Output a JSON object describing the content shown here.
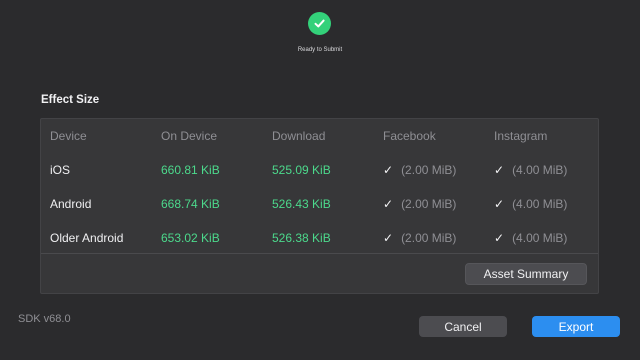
{
  "status": {
    "icon": "check-circle-icon",
    "text": "Ready to Submit",
    "color": "#33d17a"
  },
  "section": {
    "title": "Effect Size"
  },
  "table": {
    "headers": [
      "Device",
      "On Device",
      "Download",
      "Facebook",
      "Instagram"
    ],
    "rows": [
      {
        "device": "iOS",
        "on_device": "660.81 KiB",
        "download": "525.09 KiB",
        "facebook_check": "✓",
        "facebook_limit": "(2.00 MiB)",
        "instagram_check": "✓",
        "instagram_limit": "(4.00 MiB)"
      },
      {
        "device": "Android",
        "on_device": "668.74 KiB",
        "download": "526.43 KiB",
        "facebook_check": "✓",
        "facebook_limit": "(2.00 MiB)",
        "instagram_check": "✓",
        "instagram_limit": "(4.00 MiB)"
      },
      {
        "device": "Older Android",
        "on_device": "653.02 KiB",
        "download": "526.38 KiB",
        "facebook_check": "✓",
        "facebook_limit": "(2.00 MiB)",
        "instagram_check": "✓",
        "instagram_limit": "(4.00 MiB)"
      }
    ],
    "value_color": "#4cd98c"
  },
  "buttons": {
    "asset_summary": "Asset Summary",
    "cancel": "Cancel",
    "export": "Export",
    "export_color": "#2c8ef0"
  },
  "footer": {
    "sdk_version": "SDK v68.0"
  }
}
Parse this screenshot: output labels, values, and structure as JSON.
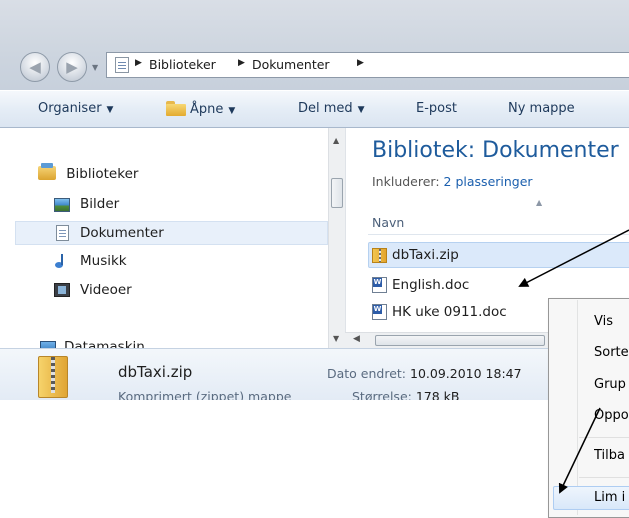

■ **EXERCISE BRIEF**
Each line that has the word "JSON" counts once. How many such lines are in the data? Give the number alone.

■ **EXERCISE RESPONSE**
2